- Work to complete:
Every line below that holds the string "your" should be copied out.

* start Provided data *

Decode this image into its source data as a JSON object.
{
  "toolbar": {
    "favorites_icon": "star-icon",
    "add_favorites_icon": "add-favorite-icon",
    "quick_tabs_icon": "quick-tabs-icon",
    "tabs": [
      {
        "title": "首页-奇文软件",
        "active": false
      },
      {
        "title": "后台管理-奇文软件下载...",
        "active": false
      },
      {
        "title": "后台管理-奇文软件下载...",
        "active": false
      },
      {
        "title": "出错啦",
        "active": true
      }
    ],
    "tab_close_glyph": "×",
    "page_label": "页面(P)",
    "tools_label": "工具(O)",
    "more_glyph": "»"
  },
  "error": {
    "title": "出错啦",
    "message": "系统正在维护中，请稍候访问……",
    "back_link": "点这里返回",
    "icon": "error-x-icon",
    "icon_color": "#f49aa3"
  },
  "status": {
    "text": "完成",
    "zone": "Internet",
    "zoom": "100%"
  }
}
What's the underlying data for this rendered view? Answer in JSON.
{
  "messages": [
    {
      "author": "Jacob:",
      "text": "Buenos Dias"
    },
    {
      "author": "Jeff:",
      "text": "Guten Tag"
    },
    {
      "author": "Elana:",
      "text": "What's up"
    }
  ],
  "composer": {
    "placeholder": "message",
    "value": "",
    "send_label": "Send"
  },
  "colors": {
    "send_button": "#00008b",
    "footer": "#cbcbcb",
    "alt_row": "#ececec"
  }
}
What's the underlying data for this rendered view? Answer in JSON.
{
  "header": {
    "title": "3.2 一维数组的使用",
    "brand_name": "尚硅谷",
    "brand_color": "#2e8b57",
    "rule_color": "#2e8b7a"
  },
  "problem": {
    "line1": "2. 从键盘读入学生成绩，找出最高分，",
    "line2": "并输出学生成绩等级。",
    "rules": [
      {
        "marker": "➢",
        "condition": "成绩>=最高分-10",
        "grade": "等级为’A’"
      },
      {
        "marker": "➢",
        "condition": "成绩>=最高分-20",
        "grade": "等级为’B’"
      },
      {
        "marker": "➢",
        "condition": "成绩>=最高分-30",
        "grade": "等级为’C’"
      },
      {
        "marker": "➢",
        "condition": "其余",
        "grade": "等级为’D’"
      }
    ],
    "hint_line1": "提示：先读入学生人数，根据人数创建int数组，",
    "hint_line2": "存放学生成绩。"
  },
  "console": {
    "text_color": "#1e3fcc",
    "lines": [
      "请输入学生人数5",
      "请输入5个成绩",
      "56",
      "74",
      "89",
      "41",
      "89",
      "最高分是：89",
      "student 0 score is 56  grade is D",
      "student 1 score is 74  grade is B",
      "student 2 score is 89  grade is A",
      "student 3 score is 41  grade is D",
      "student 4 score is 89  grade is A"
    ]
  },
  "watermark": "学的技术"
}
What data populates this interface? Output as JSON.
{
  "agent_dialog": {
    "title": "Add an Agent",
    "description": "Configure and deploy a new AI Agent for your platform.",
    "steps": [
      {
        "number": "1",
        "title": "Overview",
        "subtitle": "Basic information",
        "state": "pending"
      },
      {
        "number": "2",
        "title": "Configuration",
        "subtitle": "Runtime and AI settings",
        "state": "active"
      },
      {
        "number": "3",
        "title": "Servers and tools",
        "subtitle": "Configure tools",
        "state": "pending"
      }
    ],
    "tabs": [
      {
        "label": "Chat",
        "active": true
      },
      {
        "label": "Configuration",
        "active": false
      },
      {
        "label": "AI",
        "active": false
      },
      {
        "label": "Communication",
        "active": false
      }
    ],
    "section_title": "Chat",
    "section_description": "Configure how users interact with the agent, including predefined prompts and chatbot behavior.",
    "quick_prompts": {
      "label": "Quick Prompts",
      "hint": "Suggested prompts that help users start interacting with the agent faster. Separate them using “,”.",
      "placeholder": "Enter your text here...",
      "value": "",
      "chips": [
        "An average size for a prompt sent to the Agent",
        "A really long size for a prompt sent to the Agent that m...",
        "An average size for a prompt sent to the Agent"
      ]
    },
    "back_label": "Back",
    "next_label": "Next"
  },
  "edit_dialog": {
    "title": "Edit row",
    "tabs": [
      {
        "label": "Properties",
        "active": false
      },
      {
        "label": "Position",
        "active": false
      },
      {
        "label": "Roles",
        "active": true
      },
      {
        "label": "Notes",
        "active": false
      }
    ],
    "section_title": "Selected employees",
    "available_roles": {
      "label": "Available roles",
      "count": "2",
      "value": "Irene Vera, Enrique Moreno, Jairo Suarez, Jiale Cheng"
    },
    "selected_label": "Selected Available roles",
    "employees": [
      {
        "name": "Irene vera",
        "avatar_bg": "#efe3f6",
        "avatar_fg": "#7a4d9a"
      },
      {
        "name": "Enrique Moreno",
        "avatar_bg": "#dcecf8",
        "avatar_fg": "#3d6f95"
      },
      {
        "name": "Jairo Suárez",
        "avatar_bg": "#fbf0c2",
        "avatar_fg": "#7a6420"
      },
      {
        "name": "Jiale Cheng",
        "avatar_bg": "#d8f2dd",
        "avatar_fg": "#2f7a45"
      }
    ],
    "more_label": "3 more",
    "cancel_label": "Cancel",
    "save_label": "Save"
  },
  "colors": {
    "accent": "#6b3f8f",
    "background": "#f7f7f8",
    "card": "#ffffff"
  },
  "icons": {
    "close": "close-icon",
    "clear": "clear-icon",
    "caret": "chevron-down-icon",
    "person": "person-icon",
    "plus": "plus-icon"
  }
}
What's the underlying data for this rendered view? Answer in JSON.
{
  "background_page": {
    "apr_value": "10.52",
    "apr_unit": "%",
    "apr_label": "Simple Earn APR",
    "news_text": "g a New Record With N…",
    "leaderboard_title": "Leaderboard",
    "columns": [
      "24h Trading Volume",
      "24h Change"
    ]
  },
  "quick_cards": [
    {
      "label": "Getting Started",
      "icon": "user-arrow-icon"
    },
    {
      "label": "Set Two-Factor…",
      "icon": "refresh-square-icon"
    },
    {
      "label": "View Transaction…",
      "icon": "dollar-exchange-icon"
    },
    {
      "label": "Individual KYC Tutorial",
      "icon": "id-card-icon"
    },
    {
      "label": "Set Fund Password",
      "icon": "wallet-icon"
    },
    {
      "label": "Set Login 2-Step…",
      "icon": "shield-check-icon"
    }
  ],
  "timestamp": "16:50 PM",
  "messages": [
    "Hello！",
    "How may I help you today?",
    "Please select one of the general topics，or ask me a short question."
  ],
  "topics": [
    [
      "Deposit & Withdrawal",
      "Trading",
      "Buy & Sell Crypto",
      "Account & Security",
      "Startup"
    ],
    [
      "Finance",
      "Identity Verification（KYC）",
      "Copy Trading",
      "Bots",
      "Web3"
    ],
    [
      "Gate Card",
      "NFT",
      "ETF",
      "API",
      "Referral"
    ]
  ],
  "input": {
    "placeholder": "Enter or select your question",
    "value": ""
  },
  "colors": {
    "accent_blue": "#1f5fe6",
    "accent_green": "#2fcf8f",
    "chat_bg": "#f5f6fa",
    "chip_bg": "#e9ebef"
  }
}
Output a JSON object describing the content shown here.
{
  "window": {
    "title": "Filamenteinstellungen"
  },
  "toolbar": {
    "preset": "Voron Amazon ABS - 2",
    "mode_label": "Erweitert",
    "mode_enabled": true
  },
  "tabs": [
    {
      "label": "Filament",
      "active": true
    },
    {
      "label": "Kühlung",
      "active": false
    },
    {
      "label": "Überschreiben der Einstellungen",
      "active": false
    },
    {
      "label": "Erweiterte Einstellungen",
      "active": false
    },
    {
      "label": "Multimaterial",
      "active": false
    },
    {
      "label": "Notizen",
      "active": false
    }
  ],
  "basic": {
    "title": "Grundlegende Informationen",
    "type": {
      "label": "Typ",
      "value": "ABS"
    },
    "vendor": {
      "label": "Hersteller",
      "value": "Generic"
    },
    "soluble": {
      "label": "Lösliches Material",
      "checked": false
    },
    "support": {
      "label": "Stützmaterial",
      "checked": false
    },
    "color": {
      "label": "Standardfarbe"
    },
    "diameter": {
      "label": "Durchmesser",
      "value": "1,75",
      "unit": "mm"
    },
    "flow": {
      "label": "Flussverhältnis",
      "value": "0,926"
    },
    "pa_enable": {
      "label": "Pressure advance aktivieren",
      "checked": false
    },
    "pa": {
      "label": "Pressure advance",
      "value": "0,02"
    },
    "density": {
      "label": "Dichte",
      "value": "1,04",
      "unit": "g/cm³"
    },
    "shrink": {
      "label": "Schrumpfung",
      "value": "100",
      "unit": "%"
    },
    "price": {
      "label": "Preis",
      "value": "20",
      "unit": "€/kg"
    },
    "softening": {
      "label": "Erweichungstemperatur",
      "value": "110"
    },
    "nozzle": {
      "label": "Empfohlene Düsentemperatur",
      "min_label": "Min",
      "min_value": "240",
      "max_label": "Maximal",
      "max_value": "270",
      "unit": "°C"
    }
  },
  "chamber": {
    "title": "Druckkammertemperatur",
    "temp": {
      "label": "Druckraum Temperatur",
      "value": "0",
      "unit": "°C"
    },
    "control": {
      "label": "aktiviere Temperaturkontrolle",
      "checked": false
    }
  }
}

* end Provided data *

- Written solution:
    "description": "Configure and deploy a new AI Agent for your platform.",
      "placeholder": "Enter your text here...",
    "placeholder": "Enter or select your question",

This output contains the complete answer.